Не имея возможности доставить каждому гражданину соболью шубу и каждой гражданке — бархатное платье, общество установит, вероятно, различие между излишним и необходимым, и зачислит — по крайней мере временно — бархатные платья и соболий мех в число предметов излишних, откладывая на будущее вопрос о том, нельзя ли сделать предметом всеобщего потребления то, что теперь составляет предмет роскоши. Обеспечив каждому из жителей анархического города необходимое, можно будет затем предоставить деятельности частных лиц заботу о том, чтобы дать слабым и больным то, что временно будет считаться предметом роскоши, доставить менее крепким то, что не может быть предметом ежедневного употребления всех[8].
«Но ведь это значит подвести всех под один уровень, надеть на всех серую монашескую одежду!» скажут нам. «Это исчезновение всех предметов роскоши, всего, что только украшает жизнь!».
— Вовсе нет! Мы покажем ниже, опять-таки основываясь на том, что существует теперь, что анархическое общество сможет удовлетворить все артистические вкусы своих граждан, не наделяя их для этого миллионными состояниями.
Пути и средства.
I.Если только какое-нибудь общество, город или область твёрдо решится обеспечить своим членам всё необходимое (а мы увидим ниже, как понятие об этом необходимом может расшириться до роскоши), ему неизбежно придётся завладеть всем, что служит для производства, т.-е. землёю, машинами, заводами, средствами передвижения и т. д. Оно непременно экспроприирует современных собственников капитала, чтобы передать этот капитал в руки общества.
В самом деле, главное зло буржуазного строя заключается не только в том, что капиталист получает с каждого промышленного или коммерческого предприятия значительную часть барышей, доставляющих ему возможность жить не работая: оно лежит, как мы уже видели, в том, что всё производство, взятое в целом, идёт по совершенно ложному пути, так как его цель — отнюдь не обеспечение благосостояния для всех. Оно ведётся наудачу, — ради барышей, а вовсе не ради общественных нужд.

--- ЗАПИСИ ДЛЯ РАЗБОРА ---

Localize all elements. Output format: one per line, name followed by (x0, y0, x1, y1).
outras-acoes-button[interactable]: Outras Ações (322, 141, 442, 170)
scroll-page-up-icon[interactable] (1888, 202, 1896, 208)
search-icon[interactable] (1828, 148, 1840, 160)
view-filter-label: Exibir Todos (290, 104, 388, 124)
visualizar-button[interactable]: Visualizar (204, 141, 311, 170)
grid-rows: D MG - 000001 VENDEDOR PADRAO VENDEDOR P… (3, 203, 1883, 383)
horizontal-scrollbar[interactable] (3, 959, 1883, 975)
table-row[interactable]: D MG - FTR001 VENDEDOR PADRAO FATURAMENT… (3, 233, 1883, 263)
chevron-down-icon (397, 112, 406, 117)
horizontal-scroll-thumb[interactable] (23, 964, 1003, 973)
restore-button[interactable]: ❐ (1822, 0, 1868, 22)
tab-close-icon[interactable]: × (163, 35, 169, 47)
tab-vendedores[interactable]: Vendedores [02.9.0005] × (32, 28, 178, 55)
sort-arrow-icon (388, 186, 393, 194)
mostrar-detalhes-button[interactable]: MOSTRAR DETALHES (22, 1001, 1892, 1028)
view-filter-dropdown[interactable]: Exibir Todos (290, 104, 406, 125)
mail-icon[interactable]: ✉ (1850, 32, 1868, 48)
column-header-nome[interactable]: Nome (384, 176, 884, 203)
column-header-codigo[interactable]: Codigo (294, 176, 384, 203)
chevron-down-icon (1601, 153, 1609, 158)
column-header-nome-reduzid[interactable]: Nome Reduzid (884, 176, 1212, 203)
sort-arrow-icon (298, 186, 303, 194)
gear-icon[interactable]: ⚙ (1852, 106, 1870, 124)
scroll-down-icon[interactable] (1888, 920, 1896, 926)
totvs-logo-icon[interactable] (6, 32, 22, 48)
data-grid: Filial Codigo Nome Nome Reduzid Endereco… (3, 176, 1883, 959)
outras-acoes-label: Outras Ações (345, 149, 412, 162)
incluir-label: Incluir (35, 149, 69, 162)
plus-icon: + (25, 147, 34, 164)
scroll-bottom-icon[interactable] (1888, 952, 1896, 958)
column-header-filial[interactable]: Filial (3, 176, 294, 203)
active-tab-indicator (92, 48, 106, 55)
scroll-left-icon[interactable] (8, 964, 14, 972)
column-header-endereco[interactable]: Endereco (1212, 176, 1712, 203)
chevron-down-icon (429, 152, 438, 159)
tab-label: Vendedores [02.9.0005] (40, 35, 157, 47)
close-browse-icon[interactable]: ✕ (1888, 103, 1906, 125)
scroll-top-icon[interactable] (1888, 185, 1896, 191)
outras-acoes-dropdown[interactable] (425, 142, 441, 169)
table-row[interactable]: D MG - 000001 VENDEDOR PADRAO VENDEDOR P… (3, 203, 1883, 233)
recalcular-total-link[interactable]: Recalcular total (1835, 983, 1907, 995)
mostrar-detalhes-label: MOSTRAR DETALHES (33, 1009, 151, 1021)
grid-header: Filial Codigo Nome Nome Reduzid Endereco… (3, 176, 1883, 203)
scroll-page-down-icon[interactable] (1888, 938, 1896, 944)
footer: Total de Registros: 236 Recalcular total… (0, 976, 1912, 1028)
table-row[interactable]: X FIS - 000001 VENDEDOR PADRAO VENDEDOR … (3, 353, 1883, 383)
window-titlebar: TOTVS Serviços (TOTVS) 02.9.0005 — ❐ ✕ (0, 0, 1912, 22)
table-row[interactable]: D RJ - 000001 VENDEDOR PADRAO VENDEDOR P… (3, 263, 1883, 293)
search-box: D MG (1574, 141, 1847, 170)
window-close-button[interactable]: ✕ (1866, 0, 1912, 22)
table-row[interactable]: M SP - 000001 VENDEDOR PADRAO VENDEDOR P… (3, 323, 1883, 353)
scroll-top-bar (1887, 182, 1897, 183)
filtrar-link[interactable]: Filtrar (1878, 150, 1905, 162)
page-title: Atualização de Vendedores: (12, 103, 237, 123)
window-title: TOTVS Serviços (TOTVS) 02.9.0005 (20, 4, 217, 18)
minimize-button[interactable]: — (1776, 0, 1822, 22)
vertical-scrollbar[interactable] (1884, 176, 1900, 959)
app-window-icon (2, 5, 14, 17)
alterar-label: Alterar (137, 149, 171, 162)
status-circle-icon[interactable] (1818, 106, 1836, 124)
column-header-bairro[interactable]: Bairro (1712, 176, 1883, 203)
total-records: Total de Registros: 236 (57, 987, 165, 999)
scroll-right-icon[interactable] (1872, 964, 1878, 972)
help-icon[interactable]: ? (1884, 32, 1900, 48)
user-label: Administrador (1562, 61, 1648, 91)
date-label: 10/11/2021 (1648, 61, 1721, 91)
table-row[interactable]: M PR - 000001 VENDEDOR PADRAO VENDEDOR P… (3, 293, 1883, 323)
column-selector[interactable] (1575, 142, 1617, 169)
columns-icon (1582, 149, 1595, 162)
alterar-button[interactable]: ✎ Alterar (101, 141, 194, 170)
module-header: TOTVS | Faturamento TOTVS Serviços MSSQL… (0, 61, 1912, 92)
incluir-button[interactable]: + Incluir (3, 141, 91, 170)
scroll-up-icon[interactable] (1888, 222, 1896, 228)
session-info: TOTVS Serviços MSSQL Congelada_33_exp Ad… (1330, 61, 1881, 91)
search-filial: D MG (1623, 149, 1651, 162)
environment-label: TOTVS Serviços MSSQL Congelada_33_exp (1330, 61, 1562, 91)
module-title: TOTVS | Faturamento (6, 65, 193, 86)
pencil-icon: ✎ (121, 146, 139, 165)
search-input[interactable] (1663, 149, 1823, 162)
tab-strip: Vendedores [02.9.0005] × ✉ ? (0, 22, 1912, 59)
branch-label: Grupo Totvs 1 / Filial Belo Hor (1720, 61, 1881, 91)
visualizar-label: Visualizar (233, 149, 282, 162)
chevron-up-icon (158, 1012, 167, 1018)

--- ЗАДАНИЕ A ---
Выпишите из отрывка об анархическом обществе кусок от «Пути и средства.» до «в руки общества.» включительно, слово в слово.
--- ЗАДАНИЕ B ---
Перескажите отрывок об анархическом обществе в трёх предложениях.

--- ОТВЕТ A ---
Пути и средства.
I.Если только какое-нибудь общество, город или область твёрдо решится обеспечить своим членам всё необходимое (а мы увидим ниже, как понятие об этом необходимом может расшириться до роскоши), ему неизбежно придётся завладеть всем, что служит для производства, т.-е. землёю, машинами, заводами, средствами передвижения и т. д. Оно непременно экспроприирует современных собственников капитала, чтобы передать этот капитал в руки общества.

--- ОТВЕТ B ---
Общество, которое не может дать каждому соболью шубу или бархатное платье, скорее всего, разделит вещи на необходимые и излишние. Заботу о том, чтобы дать слабым и больным то, что временно считается роскошью, оно сможет оставить частным лицам, а удовлетворить художественные вкусы граждан, по словам отрывка, можно и без миллионных состояний. Чтобы обеспечить всех необходимым, обществу придётся завладеть землёй, машинами, заводами и средствами передвижения и отобрать капитал у собственников, потому что главное зло буржуазного строя в том, что производство идёт ради барышей, а не ради общественных нужд.